━━ The records ━━

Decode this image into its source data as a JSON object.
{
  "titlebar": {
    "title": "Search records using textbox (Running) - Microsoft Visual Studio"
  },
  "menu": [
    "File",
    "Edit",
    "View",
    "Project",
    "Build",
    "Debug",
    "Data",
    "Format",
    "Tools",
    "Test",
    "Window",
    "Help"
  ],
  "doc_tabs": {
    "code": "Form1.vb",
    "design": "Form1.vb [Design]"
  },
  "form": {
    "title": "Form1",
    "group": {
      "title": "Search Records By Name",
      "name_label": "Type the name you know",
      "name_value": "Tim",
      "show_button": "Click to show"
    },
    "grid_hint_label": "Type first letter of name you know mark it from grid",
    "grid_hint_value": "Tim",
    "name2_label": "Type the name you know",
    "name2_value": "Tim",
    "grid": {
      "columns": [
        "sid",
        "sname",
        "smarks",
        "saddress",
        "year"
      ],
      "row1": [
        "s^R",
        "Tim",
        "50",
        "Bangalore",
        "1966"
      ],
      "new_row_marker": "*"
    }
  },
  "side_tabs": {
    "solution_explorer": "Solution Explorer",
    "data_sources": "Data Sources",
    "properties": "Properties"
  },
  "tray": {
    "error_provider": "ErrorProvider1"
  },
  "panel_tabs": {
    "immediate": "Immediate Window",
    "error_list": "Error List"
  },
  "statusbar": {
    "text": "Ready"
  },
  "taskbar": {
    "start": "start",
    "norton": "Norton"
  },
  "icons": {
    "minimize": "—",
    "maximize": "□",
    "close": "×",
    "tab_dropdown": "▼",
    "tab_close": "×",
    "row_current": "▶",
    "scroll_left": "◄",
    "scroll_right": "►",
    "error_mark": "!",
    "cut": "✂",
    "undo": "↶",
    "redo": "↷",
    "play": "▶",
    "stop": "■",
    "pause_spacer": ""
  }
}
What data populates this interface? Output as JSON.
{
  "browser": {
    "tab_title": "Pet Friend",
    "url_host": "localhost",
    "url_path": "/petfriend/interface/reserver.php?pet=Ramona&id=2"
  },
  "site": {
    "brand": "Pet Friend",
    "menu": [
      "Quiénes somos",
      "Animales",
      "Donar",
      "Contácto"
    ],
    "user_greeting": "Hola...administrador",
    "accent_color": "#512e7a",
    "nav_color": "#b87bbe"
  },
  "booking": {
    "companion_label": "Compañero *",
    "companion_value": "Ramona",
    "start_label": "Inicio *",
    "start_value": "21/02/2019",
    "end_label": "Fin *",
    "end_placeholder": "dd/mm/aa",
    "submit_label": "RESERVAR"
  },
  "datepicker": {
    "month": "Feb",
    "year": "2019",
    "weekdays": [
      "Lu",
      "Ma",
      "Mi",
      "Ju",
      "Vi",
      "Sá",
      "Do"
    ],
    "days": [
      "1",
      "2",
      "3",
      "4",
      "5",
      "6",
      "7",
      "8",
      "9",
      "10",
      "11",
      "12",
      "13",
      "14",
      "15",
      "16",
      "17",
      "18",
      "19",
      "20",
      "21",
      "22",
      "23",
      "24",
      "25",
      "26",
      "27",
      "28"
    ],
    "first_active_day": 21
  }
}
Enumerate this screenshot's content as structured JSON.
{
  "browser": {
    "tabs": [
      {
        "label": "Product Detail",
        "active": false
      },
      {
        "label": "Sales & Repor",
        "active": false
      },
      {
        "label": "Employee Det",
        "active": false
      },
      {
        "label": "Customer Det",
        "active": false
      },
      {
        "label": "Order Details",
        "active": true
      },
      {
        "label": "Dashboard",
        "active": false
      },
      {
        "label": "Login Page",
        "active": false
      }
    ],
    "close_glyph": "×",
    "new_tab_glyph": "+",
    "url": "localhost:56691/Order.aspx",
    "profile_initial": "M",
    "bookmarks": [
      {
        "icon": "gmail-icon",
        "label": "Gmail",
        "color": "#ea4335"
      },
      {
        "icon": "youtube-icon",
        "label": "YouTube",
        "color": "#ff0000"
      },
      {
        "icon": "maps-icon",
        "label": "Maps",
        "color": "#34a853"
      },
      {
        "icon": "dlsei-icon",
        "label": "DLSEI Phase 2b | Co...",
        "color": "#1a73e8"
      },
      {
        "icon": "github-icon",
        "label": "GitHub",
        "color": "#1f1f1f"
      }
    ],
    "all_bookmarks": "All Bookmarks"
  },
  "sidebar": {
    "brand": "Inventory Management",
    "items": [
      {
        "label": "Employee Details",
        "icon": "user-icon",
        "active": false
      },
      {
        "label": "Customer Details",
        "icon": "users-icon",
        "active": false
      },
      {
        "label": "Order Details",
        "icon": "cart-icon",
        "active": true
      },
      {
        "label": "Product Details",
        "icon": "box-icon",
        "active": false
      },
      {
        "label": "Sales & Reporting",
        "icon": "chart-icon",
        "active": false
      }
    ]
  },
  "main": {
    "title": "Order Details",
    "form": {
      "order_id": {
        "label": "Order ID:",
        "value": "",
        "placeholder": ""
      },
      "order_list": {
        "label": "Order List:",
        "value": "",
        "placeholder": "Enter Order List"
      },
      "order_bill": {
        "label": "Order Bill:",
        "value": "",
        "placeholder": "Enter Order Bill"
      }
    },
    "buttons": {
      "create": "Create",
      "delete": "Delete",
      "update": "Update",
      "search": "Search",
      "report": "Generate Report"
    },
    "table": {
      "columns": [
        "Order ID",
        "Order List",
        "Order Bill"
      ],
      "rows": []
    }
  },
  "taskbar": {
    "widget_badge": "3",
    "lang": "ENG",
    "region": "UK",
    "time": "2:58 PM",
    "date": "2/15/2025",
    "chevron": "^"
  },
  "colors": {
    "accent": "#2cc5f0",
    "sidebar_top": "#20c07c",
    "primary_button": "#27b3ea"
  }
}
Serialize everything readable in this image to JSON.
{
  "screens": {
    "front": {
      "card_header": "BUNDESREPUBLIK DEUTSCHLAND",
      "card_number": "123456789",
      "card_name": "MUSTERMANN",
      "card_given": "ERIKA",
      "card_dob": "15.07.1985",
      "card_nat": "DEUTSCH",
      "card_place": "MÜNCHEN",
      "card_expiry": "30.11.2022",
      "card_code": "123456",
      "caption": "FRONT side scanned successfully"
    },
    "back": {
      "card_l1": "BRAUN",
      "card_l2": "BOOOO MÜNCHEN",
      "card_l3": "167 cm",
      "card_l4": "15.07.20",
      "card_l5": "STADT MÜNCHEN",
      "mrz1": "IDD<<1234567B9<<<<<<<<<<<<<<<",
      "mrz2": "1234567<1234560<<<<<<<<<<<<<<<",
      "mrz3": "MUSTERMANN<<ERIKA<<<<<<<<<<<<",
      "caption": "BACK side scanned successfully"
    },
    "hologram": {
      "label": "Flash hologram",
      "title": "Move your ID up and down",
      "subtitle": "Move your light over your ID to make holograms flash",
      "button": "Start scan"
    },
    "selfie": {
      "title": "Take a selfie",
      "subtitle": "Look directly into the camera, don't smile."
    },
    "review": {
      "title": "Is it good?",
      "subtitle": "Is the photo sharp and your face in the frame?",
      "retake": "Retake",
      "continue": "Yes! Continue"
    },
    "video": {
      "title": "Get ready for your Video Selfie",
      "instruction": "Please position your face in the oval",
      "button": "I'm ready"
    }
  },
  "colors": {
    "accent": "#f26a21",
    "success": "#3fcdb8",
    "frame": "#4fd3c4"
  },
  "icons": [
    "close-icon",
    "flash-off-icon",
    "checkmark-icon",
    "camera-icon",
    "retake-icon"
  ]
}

━━━

**Problem description:**
Copy every line of the records word for word.

**Solution to this task:**
Decode this image into its source data as a JSON object.
{
  "titlebar": {
    "title": "Search records using textbox (Running) - Microsoft Visual Studio"
  },
  "menu": [
    "File",
    "Edit",
    "View",
    "Project",
    "Build",
    "Debug",
    "Data",
    "Format",
    "Tools",
    "Test",
    "Window",
    "Help"
  ],
  "doc_tabs": {
    "code": "Form1.vb",
    "design": "Form1.vb [Design]"
  },
  "form": {
    "title": "Form1",
    "group": {
      "title": "Search Records By Name",
      "name_label": "Type the name you know",
      "name_value": "Tim",
      "show_button": "Click to show"
    },
    "grid_hint_label": "Type first letter of name you know mark it from grid",
    "grid_hint_value": "Tim",
    "name2_label": "Type the name you know",
    "name2_value": "Tim",
    "grid": {
      "columns": [
        "sid",
        "sname",
        "smarks",
        "saddress",
        "year"
      ],
      "row1": [
        "s^R",
        "Tim",
        "50",
        "Bangalore",
        "1966"
      ],
      "new_row_marker": "*"
    }
  },
  "side_tabs": {
    "solution_explorer": "Solution Explorer",
    "data_sources": "Data Sources",
    "properties": "Properties"
  },
  "tray": {
    "error_provider": "ErrorProvider1"
  },
  "panel_tabs": {
    "immediate": "Immediate Window",
    "error_list": "Error List"
  },
  "statusbar": {
    "text": "Ready"
  },
  "taskbar": {
    "start": "start",
    "norton": "Norton"
  },
  "icons": {
    "minimize": "—",
    "maximize": "□",
    "close": "×",
    "tab_dropdown": "▼",
    "tab_close": "×",
    "row_current": "▶",
    "scroll_left": "◄",
    "scroll_right": "►",
    "error_mark": "!",
    "cut": "✂",
    "undo": "↶",
    "redo": "↷",
    "play": "▶",
    "stop": "■",
    "pause_spacer": ""
  }
}
What data populates this interface? Output as JSON.
{
  "browser": {
    "tab_title": "Pet Friend",
    "url_host": "localhost",
    "url_path": "/petfriend/interface/reserver.php?pet=Ramona&id=2"
  },
  "site": {
    "brand": "Pet Friend",
    "menu": [
      "Quiénes somos",
      "Animales",
      "Donar",
      "Contácto"
    ],
    "user_greeting": "Hola...administrador",
    "accent_color": "#512e7a",
    "nav_color": "#b87bbe"
  },
  "booking": {
    "companion_label": "Compañero *",
    "companion_value": "Ramona",
    "start_label": "Inicio *",
    "start_value": "21/02/2019",
    "end_label": "Fin *",
    "end_placeholder": "dd/mm/aa",
    "submit_label": "RESERVAR"
  },
  "datepicker": {
    "month": "Feb",
    "year": "2019",
    "weekdays": [
      "Lu",
      "Ma",
      "Mi",
      "Ju",
      "Vi",
      "Sá",
      "Do"
    ],
    "days": [
      "1",
      "2",
      "3",
      "4",
      "5",
      "6",
      "7",
      "8",
      "9",
      "10",
      "11",
      "12",
      "13",
      "14",
      "15",
      "16",
      "17",
      "18",
      "19",
      "20",
      "21",
      "22",
      "23",
      "24",
      "25",
      "26",
      "27",
      "28"
    ],
    "first_active_day": 21
  }
}
Enumerate this screenshot's content as structured JSON.
{
  "browser": {
    "tabs": [
      {
        "label": "Product Detail",
        "active": false
      },
      {
        "label": "Sales & Repor",
        "active": false
      },
      {
        "label": "Employee Det",
        "active": false
      },
      {
        "label": "Customer Det",
        "active": false
      },
      {
        "label": "Order Details",
        "active": true
      },
      {
        "label": "Dashboard",
        "active": false
      },
      {
        "label": "Login Page",
        "active": false
      }
    ],
    "close_glyph": "×",
    "new_tab_glyph": "+",
    "url": "localhost:56691/Order.aspx",
    "profile_initial": "M",
    "bookmarks": [
      {
        "icon": "gmail-icon",
        "label": "Gmail",
        "color": "#ea4335"
      },
      {
        "icon": "youtube-icon",
        "label": "YouTube",
        "color": "#ff0000"
      },
      {
        "icon": "maps-icon",
        "label": "Maps",
        "color": "#34a853"
      },
      {
        "icon": "dlsei-icon",
        "label": "DLSEI Phase 2b | Co...",
        "color": "#1a73e8"
      },
      {
        "icon": "github-icon",
        "label": "GitHub",
        "color": "#1f1f1f"
      }
    ],
    "all_bookmarks": "All Bookmarks"
  },
  "sidebar": {
    "brand": "Inventory Management",
    "items": [
      {
        "label": "Employee Details",
        "icon": "user-icon",
        "active": false
      },
      {
        "label": "Customer Details",
        "icon": "users-icon",
        "active": false
      },
      {
        "label": "Order Details",
        "icon": "cart-icon",
        "active": true
      },
      {
        "label": "Product Details",
        "icon": "box-icon",
        "active": false
      },
      {
        "label": "Sales & Reporting",
        "icon": "chart-icon",
        "active": false
      }
    ]
  },
  "main": {
    "title": "Order Details",
    "form": {
      "order_id": {
        "label": "Order ID:",
        "value": "",
        "placeholder": ""
      },
      "order_list": {
        "label": "Order List:",
        "value": "",
        "placeholder": "Enter Order List"
      },
      "order_bill": {
        "label": "Order Bill:",
        "value": "",
        "placeholder": "Enter Order Bill"
      }
    },
    "buttons": {
      "create": "Create",
      "delete": "Delete",
      "update": "Update",
      "search": "Search",
      "report": "Generate Report"
    },
    "table": {
      "columns": [
        "Order ID",
        "Order List",
        "Order Bill"
      ],
      "rows": []
    }
  },
  "taskbar": {
    "widget_badge": "3",
    "lang": "ENG",
    "region": "UK",
    "time": "2:58 PM",
    "date": "2/15/2025",
    "chevron": "^"
  },
  "colors": {
    "accent": "#2cc5f0",
    "sidebar_top": "#20c07c",
    "primary_button": "#27b3ea"
  }
}
Serialize everything readable in this image to JSON.
{
  "screens": {
    "front": {
      "card_header": "BUNDESREPUBLIK DEUTSCHLAND",
      "card_number": "123456789",
      "card_name": "MUSTERMANN",
      "card_given": "ERIKA",
      "card_dob": "15.07.1985",
      "card_nat": "DEUTSCH",
      "card_place": "MÜNCHEN",
      "card_expiry": "30.11.2022",
      "card_code": "123456",
      "caption": "FRONT side scanned successfully"
    },
    "back": {
      "card_l1": "BRAUN",
      "card_l2": "BOOOO MÜNCHEN",
      "card_l3": "167 cm",
      "card_l4": "15.07.20",
      "card_l5": "STADT MÜNCHEN",
      "mrz1": "IDD<<1234567B9<<<<<<<<<<<<<<<",
      "mrz2": "1234567<1234560<<<<<<<<<<<<<<<",
      "mrz3": "MUSTERMANN<<ERIKA<<<<<<<<<<<<",
      "caption": "BACK side scanned successfully"
    },
    "hologram": {
      "label": "Flash hologram",
      "title": "Move your ID up and down",
      "subtitle": "Move your light over your ID to make holograms flash",
      "button": "Start scan"
    },
    "selfie": {
      "title": "Take a selfie",
      "subtitle": "Look directly into the camera, don't smile."
    },
    "review": {
      "title": "Is it good?",
      "subtitle": "Is the photo sharp and your face in the frame?",
      "retake": "Retake",
      "continue": "Yes! Continue"
    },
    "video": {
      "title": "Get ready for your Video Selfie",
      "instruction": "Please position your face in the oval",
      "button": "I'm ready"
    }
  },
  "colors": {
    "accent": "#f26a21",
    "success": "#3fcdb8",
    "frame": "#4fd3c4"
  },
  "icons": [
    "close-icon",
    "flash-off-icon",
    "checkmark-icon",
    "camera-icon",
    "retake-icon"
  ]
}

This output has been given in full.